__GIVEN EXERCISE__.
Write out each entry again. Keep every word exactly as it is.

__INPUT FOR THIS TASK__.
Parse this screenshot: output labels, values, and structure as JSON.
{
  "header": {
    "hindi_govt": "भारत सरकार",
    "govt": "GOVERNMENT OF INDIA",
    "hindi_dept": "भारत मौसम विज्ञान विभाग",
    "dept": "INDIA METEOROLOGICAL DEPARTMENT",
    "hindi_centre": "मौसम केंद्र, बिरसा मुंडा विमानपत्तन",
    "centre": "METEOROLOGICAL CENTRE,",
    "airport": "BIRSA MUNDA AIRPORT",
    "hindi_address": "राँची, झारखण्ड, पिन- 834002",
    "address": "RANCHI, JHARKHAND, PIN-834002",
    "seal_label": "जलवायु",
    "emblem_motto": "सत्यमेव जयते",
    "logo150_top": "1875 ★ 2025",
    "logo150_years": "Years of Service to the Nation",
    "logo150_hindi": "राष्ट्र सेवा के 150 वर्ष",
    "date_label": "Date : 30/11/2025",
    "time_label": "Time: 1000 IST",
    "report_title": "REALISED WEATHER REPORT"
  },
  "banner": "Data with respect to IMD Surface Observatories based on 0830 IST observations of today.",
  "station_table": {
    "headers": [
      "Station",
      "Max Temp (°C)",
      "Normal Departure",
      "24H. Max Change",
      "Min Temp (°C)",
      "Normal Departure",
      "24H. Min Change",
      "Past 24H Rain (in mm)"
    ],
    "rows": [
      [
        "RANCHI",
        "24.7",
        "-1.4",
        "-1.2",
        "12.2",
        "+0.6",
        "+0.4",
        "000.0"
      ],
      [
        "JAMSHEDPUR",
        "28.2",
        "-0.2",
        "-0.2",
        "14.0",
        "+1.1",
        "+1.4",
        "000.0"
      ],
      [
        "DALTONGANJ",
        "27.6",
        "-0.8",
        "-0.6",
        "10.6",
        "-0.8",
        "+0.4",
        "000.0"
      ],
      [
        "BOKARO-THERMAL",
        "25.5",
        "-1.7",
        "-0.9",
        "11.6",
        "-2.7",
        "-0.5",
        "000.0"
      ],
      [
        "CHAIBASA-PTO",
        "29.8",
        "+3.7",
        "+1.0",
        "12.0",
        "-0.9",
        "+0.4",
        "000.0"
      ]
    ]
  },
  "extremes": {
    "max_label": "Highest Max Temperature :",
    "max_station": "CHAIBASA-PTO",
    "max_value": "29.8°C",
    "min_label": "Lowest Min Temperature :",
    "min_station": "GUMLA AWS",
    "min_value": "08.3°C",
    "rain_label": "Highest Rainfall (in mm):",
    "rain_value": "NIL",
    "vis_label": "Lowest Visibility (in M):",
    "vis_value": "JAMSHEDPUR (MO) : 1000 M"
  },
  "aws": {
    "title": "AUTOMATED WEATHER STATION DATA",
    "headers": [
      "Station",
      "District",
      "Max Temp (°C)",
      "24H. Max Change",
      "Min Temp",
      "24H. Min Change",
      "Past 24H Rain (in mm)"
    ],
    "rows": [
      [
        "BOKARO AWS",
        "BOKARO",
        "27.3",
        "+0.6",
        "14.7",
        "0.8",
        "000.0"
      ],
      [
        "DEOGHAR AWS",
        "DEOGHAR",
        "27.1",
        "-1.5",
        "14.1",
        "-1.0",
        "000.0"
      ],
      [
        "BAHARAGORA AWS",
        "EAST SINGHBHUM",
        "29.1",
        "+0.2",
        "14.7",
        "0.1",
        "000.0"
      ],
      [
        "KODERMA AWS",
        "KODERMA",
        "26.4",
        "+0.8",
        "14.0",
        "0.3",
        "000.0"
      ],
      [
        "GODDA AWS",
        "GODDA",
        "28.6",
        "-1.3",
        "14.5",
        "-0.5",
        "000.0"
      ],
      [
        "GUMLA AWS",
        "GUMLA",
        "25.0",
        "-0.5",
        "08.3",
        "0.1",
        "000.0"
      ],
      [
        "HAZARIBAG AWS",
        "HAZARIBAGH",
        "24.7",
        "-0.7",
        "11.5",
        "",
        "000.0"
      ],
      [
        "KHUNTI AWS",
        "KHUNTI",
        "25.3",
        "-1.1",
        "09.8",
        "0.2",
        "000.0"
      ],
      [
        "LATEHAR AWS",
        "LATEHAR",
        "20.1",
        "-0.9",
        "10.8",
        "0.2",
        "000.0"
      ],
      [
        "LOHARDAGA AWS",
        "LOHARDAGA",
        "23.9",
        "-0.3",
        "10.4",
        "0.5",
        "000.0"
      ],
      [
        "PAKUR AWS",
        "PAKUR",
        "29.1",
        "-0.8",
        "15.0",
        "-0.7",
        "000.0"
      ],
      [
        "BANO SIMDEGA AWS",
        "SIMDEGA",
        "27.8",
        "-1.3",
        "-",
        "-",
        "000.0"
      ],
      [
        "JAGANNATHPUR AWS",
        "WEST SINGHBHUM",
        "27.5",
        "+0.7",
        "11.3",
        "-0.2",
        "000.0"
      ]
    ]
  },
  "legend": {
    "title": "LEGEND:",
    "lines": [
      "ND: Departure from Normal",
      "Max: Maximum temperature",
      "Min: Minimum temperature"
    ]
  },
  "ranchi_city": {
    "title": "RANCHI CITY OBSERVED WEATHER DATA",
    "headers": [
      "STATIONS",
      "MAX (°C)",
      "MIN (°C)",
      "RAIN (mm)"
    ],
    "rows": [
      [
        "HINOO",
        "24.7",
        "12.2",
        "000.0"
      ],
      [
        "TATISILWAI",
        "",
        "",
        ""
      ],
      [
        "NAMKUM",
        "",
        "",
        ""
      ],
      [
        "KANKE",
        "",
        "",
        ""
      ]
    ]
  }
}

__EXERCISE ANSWER__.
Parse this screenshot: output labels, values, and structure as JSON.
{
  "header": {
    "hindi_govt": "भारत सरकार",
    "govt": "GOVERNMENT OF INDIA",
    "hindi_dept": "भारत मौसम विज्ञान विभाग",
    "dept": "INDIA METEOROLOGICAL DEPARTMENT",
    "hindi_centre": "मौसम केंद्र, बिरसा मुंडा विमानपत्तन",
    "centre": "METEOROLOGICAL CENTRE,",
    "airport": "BIRSA MUNDA AIRPORT",
    "hindi_address": "राँची, झारखण्ड, पिन- 834002",
    "address": "RANCHI, JHARKHAND, PIN-834002",
    "seal_label": "जलवायु",
    "emblem_motto": "सत्यमेव जयते",
    "logo150_top": "1875 ★ 2025",
    "logo150_years": "Years of Service to the Nation",
    "logo150_hindi": "राष्ट्र सेवा के 150 वर्ष",
    "date_label": "Date : 30/11/2025",
    "time_label": "Time: 1000 IST",
    "report_title": "REALISED WEATHER REPORT"
  },
  "banner": "Data with respect to IMD Surface Observatories based on 0830 IST observations of today.",
  "station_table": {
    "headers": [
      "Station",
      "Max Temp (°C)",
      "Normal Departure",
      "24H. Max Change",
      "Min Temp (°C)",
      "Normal Departure",
      "24H. Min Change",
      "Past 24H Rain (in mm)"
    ],
    "rows": [
      [
        "RANCHI",
        "24.7",
        "-1.4",
        "-1.2",
        "12.2",
        "+0.6",
        "+0.4",
        "000.0"
      ],
      [
        "JAMSHEDPUR",
        "28.2",
        "-0.2",
        "-0.2",
        "14.0",
        "+1.1",
        "+1.4",
        "000.0"
      ],
      [
        "DALTONGANJ",
        "27.6",
        "-0.8",
        "-0.6",
        "10.6",
        "-0.8",
        "+0.4",
        "000.0"
      ],
      [
        "BOKARO-THERMAL",
        "25.5",
        "-1.7",
        "-0.9",
        "11.6",
        "-2.7",
        "-0.5",
        "000.0"
      ],
      [
        "CHAIBASA-PTO",
        "29.8",
        "+3.7",
        "+1.0",
        "12.0",
        "-0.9",
        "+0.4",
        "000.0"
      ]
    ]
  },
  "extremes": {
    "max_label": "Highest Max Temperature :",
    "max_station": "CHAIBASA-PTO",
    "max_value": "29.8°C",
    "min_label": "Lowest Min Temperature :",
    "min_station": "GUMLA AWS",
    "min_value": "08.3°C",
    "rain_label": "Highest Rainfall (in mm):",
    "rain_value": "NIL",
    "vis_label": "Lowest Visibility (in M):",
    "vis_value": "JAMSHEDPUR (MO) : 1000 M"
  },
  "aws": {
    "title": "AUTOMATED WEATHER STATION DATA",
    "headers": [
      "Station",
      "District",
      "Max Temp (°C)",
      "24H. Max Change",
      "Min Temp",
      "24H. Min Change",
      "Past 24H Rain (in mm)"
    ],
    "rows": [
      [
        "BOKARO AWS",
        "BOKARO",
        "27.3",
        "+0.6",
        "14.7",
        "0.8",
        "000.0"
      ],
      [
        "DEOGHAR AWS",
        "DEOGHAR",
        "27.1",
        "-1.5",
        "14.1",
        "-1.0",
        "000.0"
      ],
      [
        "BAHARAGORA AWS",
        "EAST SINGHBHUM",
        "29.1",
        "+0.2",
        "14.7",
        "0.1",
        "000.0"
      ],
      [
        "KODERMA AWS",
        "KODERMA",
        "26.4",
        "+0.8",
        "14.0",
        "0.3",
        "000.0"
      ],
      [
        "GODDA AWS",
        "GODDA",
        "28.6",
        "-1.3",
        "14.5",
        "-0.5",
        "000.0"
      ],
      [
        "GUMLA AWS",
        "GUMLA",
        "25.0",
        "-0.5",
        "08.3",
        "0.1",
        "000.0"
      ],
      [
        "HAZARIBAG AWS",
        "HAZARIBAGH",
        "24.7",
        "-0.7",
        "11.5",
        "",
        "000.0"
      ],
      [
        "KHUNTI AWS",
        "KHUNTI",
        "25.3",
        "-1.1",
        "09.8",
        "0.2",
        "000.0"
      ],
      [
        "LATEHAR AWS",
        "LATEHAR",
        "20.1",
        "-0.9",
        "10.8",
        "0.2",
        "000.0"
      ],
      [
        "LOHARDAGA AWS",
        "LOHARDAGA",
        "23.9",
        "-0.3",
        "10.4",
        "0.5",
        "000.0"
      ],
      [
        "PAKUR AWS",
        "PAKUR",
        "29.1",
        "-0.8",
        "15.0",
        "-0.7",
        "000.0"
      ],
      [
        "BANO SIMDEGA AWS",
        "SIMDEGA",
        "27.8",
        "-1.3",
        "-",
        "-",
        "000.0"
      ],
      [
        "JAGANNATHPUR AWS",
        "WEST SINGHBHUM",
        "27.5",
        "+0.7",
        "11.3",
        "-0.2",
        "000.0"
      ]
    ]
  },
  "legend": {
    "title": "LEGEND:",
    "lines": [
      "ND: Departure from Normal",
      "Max: Maximum temperature",
      "Min: Minimum temperature"
    ]
  },
  "ranchi_city": {
    "title": "RANCHI CITY OBSERVED WEATHER DATA",
    "headers": [
      "STATIONS",
      "MAX (°C)",
      "MIN (°C)",
      "RAIN (mm)"
    ],
    "rows": [
      [
        "HINOO",
        "24.7",
        "12.2",
        "000.0"
      ],
      [
        "TATISILWAI",
        "",
        "",
        ""
      ],
      [
        "NAMKUM",
        "",
        "",
        ""
      ],
      [
        "KANKE",
        "",
        "",
        ""
      ]
    ]
  }
}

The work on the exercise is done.